(Collection entries)
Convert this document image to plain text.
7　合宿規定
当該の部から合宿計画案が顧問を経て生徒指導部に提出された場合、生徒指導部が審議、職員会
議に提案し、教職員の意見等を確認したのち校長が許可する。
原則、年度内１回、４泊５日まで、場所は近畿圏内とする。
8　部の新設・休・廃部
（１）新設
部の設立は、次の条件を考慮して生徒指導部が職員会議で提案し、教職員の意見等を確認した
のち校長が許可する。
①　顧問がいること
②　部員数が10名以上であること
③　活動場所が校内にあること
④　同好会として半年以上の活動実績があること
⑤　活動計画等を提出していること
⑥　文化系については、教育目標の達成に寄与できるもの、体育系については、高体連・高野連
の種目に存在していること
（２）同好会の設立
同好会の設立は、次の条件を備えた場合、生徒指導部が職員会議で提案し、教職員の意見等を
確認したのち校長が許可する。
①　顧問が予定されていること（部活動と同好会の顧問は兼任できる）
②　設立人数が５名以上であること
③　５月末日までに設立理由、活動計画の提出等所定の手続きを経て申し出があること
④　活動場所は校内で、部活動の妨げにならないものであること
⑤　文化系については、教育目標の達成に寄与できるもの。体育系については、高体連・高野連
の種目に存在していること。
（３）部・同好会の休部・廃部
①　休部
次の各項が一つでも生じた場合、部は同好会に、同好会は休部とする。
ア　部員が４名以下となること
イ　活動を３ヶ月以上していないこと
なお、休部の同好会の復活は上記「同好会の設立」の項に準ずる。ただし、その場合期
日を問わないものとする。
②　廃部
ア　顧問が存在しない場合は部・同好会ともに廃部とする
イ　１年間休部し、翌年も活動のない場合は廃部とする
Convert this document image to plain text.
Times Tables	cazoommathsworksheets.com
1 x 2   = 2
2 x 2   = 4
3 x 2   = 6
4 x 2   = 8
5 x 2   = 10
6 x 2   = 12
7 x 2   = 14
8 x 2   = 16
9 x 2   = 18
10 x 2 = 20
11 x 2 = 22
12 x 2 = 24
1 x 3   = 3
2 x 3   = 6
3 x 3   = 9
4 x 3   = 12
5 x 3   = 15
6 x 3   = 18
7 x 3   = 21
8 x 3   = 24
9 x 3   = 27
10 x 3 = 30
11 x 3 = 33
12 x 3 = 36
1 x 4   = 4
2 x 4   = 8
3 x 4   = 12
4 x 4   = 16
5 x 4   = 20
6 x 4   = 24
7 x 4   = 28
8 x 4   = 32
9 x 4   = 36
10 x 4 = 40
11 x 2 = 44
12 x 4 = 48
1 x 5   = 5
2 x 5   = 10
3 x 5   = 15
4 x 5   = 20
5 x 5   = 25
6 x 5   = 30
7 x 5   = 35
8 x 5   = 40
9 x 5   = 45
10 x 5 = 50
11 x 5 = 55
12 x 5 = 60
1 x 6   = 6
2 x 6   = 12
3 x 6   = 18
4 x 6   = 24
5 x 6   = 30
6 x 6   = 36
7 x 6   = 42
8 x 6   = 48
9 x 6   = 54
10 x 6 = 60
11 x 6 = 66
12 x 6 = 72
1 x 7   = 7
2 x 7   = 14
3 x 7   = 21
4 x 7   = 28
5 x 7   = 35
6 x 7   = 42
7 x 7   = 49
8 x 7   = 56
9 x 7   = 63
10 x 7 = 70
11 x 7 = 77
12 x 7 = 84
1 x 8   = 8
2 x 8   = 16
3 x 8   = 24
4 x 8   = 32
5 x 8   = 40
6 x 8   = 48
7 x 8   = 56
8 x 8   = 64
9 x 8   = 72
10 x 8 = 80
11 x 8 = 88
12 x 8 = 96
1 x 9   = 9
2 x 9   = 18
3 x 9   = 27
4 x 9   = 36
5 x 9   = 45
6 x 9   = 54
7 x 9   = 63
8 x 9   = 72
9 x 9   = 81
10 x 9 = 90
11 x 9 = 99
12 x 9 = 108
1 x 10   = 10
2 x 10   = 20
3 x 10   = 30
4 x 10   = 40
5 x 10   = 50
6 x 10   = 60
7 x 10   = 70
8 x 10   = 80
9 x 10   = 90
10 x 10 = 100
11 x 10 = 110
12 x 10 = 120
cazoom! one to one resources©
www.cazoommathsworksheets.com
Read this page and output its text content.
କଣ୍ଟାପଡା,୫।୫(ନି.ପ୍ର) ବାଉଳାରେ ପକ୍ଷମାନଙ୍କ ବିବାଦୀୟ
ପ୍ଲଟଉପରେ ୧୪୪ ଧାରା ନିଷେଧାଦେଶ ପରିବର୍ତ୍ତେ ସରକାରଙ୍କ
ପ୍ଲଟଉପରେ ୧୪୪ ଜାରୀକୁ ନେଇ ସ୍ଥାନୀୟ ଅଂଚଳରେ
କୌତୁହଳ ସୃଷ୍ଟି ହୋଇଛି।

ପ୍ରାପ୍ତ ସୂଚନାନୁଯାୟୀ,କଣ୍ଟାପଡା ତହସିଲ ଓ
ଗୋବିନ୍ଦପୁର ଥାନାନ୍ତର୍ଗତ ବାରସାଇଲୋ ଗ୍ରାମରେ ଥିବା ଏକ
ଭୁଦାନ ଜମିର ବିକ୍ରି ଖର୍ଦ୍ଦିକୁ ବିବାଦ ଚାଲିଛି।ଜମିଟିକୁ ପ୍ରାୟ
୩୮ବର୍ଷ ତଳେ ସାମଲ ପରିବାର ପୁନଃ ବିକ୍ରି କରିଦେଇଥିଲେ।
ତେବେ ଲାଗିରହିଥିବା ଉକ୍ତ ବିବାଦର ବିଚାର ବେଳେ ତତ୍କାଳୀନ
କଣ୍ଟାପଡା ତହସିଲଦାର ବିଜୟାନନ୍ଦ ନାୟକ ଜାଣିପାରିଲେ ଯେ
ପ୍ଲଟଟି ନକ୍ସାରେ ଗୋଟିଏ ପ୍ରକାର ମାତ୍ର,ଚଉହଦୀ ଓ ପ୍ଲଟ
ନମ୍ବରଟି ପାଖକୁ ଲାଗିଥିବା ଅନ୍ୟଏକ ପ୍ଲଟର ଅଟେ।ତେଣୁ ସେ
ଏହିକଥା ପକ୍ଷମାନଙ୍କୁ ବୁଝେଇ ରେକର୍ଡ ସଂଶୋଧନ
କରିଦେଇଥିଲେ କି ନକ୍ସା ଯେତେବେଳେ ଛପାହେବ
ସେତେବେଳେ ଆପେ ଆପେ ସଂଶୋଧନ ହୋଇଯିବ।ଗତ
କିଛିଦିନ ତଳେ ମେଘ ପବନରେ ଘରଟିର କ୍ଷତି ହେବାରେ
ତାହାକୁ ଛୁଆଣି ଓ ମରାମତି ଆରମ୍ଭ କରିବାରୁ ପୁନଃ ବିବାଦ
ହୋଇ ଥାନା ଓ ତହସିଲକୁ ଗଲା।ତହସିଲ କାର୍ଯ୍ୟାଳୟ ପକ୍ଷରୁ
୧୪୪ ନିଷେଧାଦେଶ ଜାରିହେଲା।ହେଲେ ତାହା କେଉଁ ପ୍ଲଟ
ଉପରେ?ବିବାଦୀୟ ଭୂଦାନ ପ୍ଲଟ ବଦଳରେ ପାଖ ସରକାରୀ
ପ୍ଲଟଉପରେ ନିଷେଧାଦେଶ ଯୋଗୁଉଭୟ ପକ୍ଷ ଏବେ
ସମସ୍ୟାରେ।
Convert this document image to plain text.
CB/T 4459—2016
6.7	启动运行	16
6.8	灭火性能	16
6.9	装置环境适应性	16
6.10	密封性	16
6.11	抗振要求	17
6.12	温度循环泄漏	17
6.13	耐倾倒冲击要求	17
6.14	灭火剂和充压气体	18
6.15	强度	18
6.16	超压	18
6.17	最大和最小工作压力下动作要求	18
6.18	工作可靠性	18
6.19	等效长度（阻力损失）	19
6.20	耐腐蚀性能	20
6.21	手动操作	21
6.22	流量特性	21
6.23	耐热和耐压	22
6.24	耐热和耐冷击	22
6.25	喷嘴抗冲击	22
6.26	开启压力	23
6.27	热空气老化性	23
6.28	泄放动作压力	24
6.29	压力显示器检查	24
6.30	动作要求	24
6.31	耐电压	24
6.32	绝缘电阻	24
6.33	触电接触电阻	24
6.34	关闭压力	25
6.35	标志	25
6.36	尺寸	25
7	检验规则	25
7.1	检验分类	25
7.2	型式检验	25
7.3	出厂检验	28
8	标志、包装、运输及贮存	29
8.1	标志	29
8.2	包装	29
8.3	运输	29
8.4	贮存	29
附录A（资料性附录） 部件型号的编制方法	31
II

**DIRECTIONS**
Write out every line of the preceding listing that contains "cazoommathsworksheets".

**THE REPLY**
Times Tables	cazoommathsworksheets.com
www.cazoommathsworksheets.com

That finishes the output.